:: Text ::

We can now create a density grid with a spacing of 2,500m in both dimensions and add two hotspots to simulate a potentially realistic distribution of animals which prefer to stick closely to the coast. Adding hotspots is largely done by trial and error once we know the range of the x-y coordinate values. Again all measurement values must be provided in metres. As we will later use a fixed population size in the simulations, we do not need to worry about the exact values we provide in the density grid only how they relate to one another. For example, an area with a density cell with a value twice that of another density cell will, on average, end up with twice as many animals when the population is generated.

# Make a density grid with values of 1 across the region
my.density <- make.density(region = region, 
                           x.space = 2500, 
                           y.space = 2500, 
                           constant = 1)

# Add a hotspot at coordinates (0, 1900000)
my.density <- add.hotspot(my.density, 
                          centre = c(0, 1900000), 
                          sigma = 70000, 
                          amplitude = 10)

# Add a hotspot at coordinates (80000, 210000)
my.density <- add.hotspot(my.density, 
                          centre = c(80000, 2100000), 
                          sigma = 100000, 
                          amplitude = 5)

# Plot this example density surface
plot(my.density, region)

Population size

We will base our simulation on a total population size of 2,500 animals. As the make.population command requires us to specify how many individuals per stratum, we will have to calculate this using the density summary.

# View the density summary
summary(my.density)

Coordinate annotation records
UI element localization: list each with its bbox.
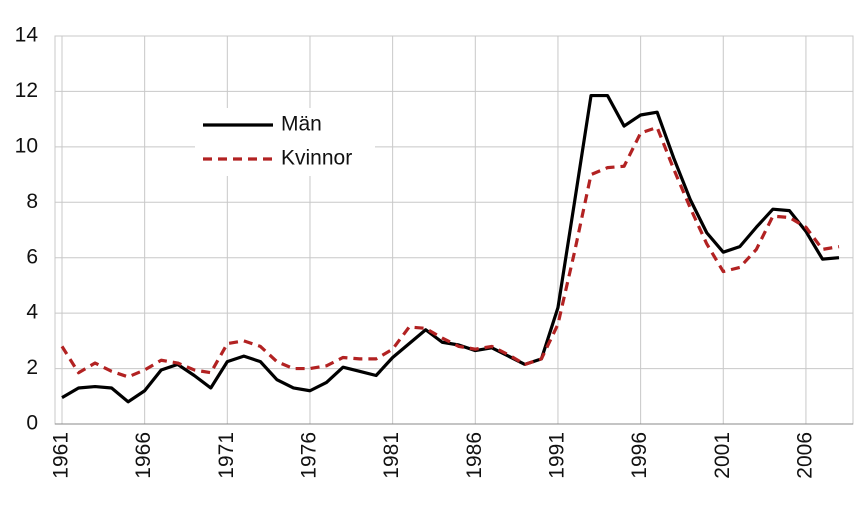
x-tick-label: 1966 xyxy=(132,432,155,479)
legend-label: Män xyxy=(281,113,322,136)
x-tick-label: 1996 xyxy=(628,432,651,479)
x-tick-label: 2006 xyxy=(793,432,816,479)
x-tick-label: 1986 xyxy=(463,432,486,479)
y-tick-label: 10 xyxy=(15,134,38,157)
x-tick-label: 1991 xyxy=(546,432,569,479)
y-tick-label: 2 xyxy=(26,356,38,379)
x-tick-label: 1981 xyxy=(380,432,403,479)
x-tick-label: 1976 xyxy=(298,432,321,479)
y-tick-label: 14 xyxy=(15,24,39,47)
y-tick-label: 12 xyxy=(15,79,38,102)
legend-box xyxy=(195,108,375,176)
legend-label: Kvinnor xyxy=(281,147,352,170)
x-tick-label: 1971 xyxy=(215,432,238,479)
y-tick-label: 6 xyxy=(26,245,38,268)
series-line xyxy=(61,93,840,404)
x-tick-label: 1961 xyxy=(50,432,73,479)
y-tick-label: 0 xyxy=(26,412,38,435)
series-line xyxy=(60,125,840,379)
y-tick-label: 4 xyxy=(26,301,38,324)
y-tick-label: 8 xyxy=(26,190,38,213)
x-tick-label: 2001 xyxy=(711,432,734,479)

:: Given request 1 ::
Edit the density grid text starting at "We can now create" and ending at "population is generated.", putting "experimentation" where "trial and error" appears.
:: Given request 2 ::
Do these statements agree with the density grid text? (a) The density grid uses a spacing of 2,500m in both dimensions. (b) Measurement values may be given in kilometres. (c) The simulation uses a total population size of 5,000 animals. Answer yes or no for each and quote the deciding words.
:: Given request 3 ::
Extend the density grid text from its last line.
The data have no connection to the density grid text.

:: Reply 1 ::
We can now create a density grid with a spacing of 2,500m in both dimensions and add two hotspots to simulate a potentially realistic distribution of animals which prefer to stick closely to the coast. Adding hotspots is largely done by experimentation once we know the range of the x-y coordinate values. Again all measurement values must be provided in metres. As we will later use a fixed population size in the simulations, we do not need to worry about the exact values we provide in the density grid only how they relate to one another. For example, an area with a density cell with a value twice that of another density cell will, on average, end up with twice as many animals when the population is generated.

:: Reply 2 ::
(a) Yes: "a spacing of 2,500m in both dimensions"
(b) No: "all measurement values must be provided in metres"
(c) No: "a total population size of 2,500 animals"

:: Reply 3 ::
      strata             area       ave.N    ave.D
1      North 4176461143 [m^2]  8731625315 2.090676
2         NW 8180996497 [m^2] 25656220203 3.136075
3 West Upper 6316380968 [m^2] 17438152704 2.760782
4 West Lower 8188111047 [m^2] 41315196625 5.045754
5         SW 2654685511 [m^2] 13585880563 5.117699
6      South 9291229356 [m^2] 48534037861 5.223640

We can see from the table that if we used the exact densities in the density grid we would generate a lot of animals (see ave.N column)! However, as mentioned above, the simulation will only use this density surface as a guide to relative density across the region. Therefore, we will use these value to decide how many animals to allocate to each strata by scaling them.

# Extract average N values
ave.N.vals <- summary(my.density)@summary$ave.N
# Scale average N vals to sum to 2500
N.per.stratum <-  round(2500*ave.N.vals/sum(ave.N.vals))

# View the allocation per stratum
N.per.stratum
[1] 141 413 281 665 219 781
# Check the total sums to 2500 (sometimes rounding may cause slight variation)
sum(N.per.stratum)
[1] 2500

At this point, we will also create an individual level covariate to indicate whether the animals are in the northern group of strata or the southern group of strata. We will do this to enable us to later model any differences in detectability between the northern and southern sub populations. Ignoring any differences would not only lead bias in our estimates of abundance for the northern and southern strata but also in our total estimates due to the non-uniform coverage design.

# Create the population description
covs <- list()
# Adds a strata group entry allocating "North" to all animals in the
# North, NW and West Upper strata and allocating "South" to all animals
# in the West Lower, SW and South strata.
covs$strata.group <- data.frame(level = c(rep("North",3), rep("South",3)),
                                prob = rep(1,6),
                                strata = c('North', 'NW', 'West Upper', 'West Lower', 'SW', 'South'))

We will now include the above information in our population description and set the fixed population size argument to be true.

# Create the population description
pop.description <- make.population.description(region = region, 
                                               density = my.density,
                                               covariates = covs,
                                               N = N.per.stratum, 
                                               fixed.N = TRUE)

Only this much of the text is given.